Copy every line in the records below that contains the word "into".

=====

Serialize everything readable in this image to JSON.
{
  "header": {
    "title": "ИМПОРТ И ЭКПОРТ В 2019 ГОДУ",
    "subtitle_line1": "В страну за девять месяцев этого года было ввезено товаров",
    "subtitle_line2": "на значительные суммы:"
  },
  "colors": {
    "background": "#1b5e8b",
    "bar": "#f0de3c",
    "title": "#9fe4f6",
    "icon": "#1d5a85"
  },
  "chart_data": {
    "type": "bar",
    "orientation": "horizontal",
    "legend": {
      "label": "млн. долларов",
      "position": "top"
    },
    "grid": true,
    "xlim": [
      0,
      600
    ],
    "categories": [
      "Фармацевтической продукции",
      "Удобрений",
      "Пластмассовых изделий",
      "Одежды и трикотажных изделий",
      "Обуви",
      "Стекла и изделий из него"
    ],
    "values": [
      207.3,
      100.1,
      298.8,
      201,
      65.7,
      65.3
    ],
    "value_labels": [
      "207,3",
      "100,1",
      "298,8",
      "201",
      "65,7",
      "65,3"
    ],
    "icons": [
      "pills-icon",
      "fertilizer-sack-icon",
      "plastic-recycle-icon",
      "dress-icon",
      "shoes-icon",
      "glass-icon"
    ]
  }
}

=====

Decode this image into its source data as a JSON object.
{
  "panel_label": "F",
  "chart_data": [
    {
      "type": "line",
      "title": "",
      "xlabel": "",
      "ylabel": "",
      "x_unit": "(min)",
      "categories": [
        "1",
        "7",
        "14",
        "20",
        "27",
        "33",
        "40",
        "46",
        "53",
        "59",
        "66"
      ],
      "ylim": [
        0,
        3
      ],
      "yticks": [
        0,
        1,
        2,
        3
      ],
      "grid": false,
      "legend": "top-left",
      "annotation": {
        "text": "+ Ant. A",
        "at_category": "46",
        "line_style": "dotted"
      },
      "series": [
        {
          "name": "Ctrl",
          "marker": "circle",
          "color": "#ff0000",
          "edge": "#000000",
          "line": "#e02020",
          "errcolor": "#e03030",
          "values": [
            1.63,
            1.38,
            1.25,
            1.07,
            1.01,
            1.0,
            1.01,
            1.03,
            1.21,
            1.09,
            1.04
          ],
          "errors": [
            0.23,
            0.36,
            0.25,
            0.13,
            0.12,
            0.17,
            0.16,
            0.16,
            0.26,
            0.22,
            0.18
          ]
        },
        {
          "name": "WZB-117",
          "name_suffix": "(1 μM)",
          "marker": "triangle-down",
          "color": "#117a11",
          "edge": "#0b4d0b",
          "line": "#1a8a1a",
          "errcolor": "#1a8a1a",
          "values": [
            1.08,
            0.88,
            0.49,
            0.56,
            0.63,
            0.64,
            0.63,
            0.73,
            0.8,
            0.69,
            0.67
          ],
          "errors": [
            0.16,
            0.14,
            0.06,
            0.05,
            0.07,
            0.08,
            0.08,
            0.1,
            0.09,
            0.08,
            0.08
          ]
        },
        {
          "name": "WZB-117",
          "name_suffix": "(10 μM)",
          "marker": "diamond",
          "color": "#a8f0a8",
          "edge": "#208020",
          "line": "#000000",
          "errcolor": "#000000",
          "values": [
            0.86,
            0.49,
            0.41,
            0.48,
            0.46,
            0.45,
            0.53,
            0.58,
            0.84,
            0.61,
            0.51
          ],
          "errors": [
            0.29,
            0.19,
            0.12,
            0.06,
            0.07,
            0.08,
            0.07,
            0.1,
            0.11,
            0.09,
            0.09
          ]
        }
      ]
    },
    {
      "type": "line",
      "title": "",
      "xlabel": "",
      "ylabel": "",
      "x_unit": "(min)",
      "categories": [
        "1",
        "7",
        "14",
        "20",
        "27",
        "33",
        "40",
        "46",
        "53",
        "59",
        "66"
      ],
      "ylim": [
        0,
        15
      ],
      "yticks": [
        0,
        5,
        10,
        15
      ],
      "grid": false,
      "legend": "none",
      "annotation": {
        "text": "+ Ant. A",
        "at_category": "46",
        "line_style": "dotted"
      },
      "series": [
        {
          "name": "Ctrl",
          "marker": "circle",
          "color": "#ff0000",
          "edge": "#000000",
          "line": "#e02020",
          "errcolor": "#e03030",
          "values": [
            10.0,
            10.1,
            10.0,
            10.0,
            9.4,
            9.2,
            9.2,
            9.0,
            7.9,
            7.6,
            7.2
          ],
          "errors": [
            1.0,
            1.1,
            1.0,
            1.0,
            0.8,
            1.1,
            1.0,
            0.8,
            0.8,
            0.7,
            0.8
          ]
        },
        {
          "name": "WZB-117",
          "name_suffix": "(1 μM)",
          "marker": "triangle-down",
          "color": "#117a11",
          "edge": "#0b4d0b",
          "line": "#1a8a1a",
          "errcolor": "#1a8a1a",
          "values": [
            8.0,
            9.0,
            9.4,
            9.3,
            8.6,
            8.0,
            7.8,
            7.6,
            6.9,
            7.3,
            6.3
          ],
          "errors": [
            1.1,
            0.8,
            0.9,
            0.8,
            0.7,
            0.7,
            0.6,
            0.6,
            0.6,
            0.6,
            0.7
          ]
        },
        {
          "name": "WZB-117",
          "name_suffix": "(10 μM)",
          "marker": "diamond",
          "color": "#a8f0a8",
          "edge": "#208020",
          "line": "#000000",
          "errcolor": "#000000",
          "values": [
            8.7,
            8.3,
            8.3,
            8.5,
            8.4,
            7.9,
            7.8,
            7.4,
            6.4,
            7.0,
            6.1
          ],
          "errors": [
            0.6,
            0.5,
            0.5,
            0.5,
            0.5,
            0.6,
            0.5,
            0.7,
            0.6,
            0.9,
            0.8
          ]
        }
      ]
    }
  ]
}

=====

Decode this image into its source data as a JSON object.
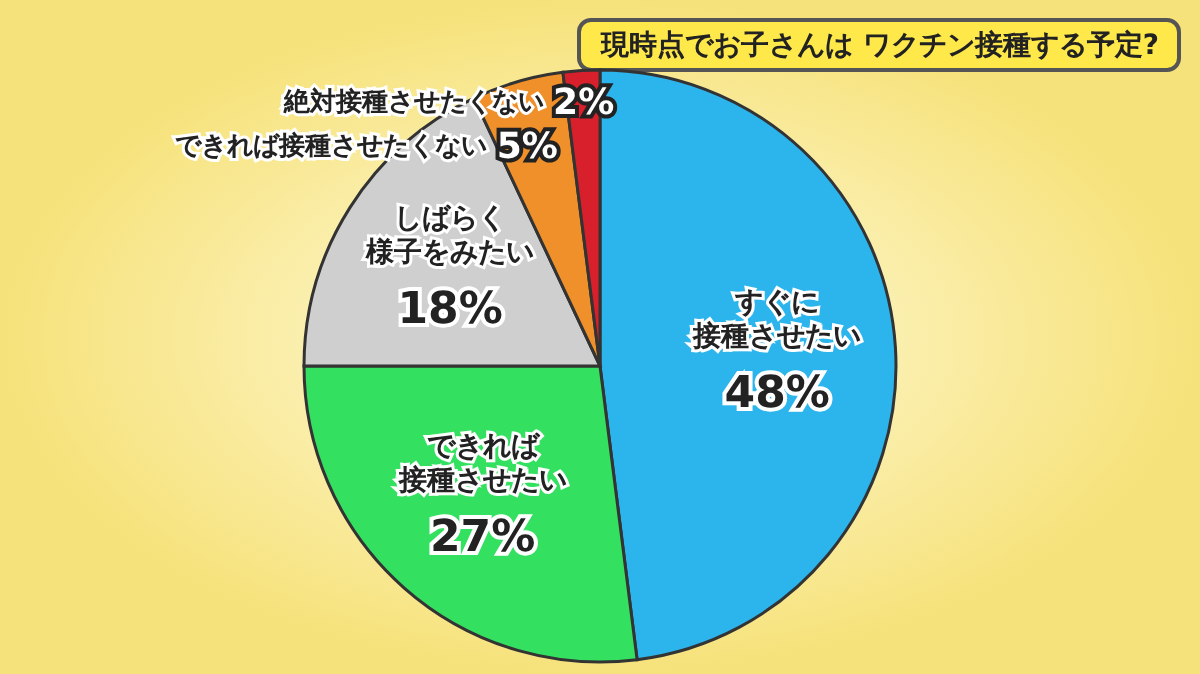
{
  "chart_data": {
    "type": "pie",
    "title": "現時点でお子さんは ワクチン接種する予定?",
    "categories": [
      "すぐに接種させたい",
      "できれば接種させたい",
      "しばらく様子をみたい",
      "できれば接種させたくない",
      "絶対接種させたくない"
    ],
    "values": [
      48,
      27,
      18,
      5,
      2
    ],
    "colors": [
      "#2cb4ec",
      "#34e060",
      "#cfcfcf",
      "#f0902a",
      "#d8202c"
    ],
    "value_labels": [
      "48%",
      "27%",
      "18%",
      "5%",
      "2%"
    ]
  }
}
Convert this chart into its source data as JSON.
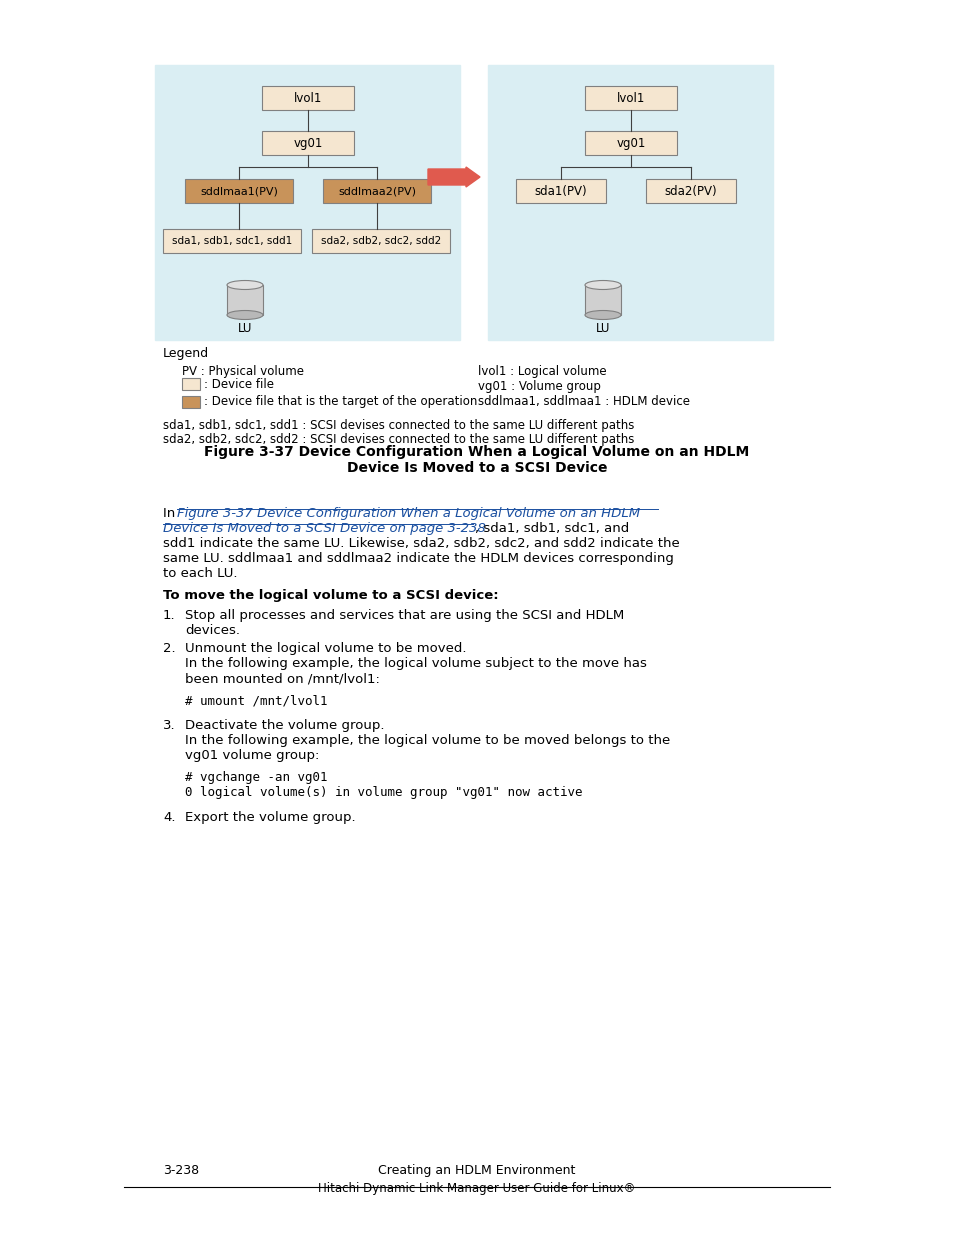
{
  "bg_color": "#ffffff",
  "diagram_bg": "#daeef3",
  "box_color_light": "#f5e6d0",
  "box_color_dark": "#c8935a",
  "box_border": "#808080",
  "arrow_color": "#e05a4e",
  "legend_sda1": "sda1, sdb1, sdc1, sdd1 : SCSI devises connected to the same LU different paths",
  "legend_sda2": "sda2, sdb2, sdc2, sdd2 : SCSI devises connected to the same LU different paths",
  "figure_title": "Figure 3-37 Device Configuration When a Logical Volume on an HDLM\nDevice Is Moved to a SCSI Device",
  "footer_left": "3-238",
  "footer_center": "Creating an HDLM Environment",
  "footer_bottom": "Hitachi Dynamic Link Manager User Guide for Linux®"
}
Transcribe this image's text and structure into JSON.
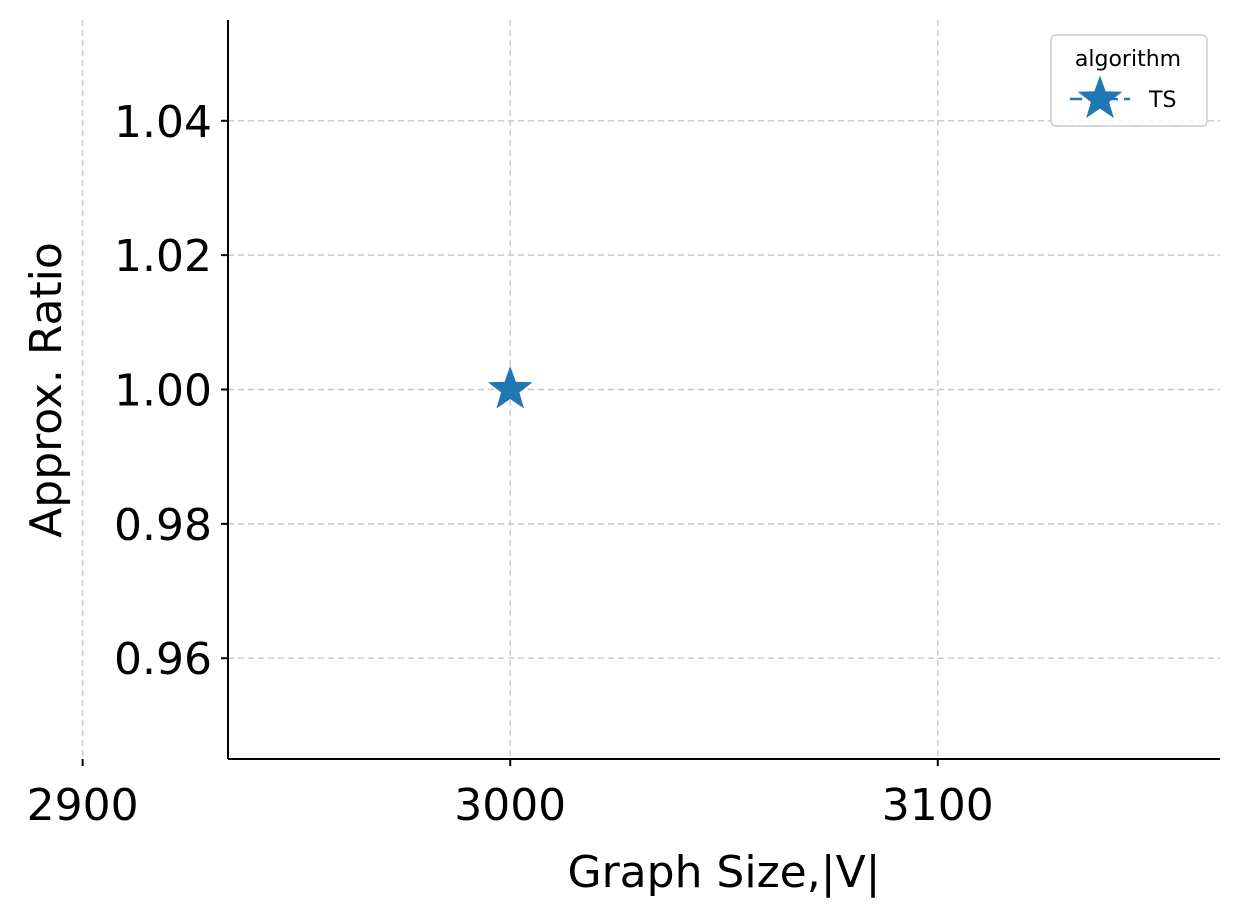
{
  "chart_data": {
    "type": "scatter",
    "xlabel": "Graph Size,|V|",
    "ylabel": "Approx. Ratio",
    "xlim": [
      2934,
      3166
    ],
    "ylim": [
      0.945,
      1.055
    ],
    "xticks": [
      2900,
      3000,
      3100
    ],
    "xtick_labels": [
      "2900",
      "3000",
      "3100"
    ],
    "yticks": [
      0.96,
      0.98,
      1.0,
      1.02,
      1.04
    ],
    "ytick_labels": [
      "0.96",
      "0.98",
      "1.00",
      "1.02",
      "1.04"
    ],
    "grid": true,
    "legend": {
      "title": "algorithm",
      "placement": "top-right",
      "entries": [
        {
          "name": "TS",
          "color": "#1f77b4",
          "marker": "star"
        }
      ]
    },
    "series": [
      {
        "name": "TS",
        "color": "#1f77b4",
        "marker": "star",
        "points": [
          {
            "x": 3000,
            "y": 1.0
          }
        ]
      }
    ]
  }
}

=====

**SOLUTION FOR THIS EXERCISE**
Decode this image into its source data as a JSON object.
Decode this image into its source data as a JSON object.
Convert this chart into its source data as JSON.
Transcribe this image's text and structure into JSON.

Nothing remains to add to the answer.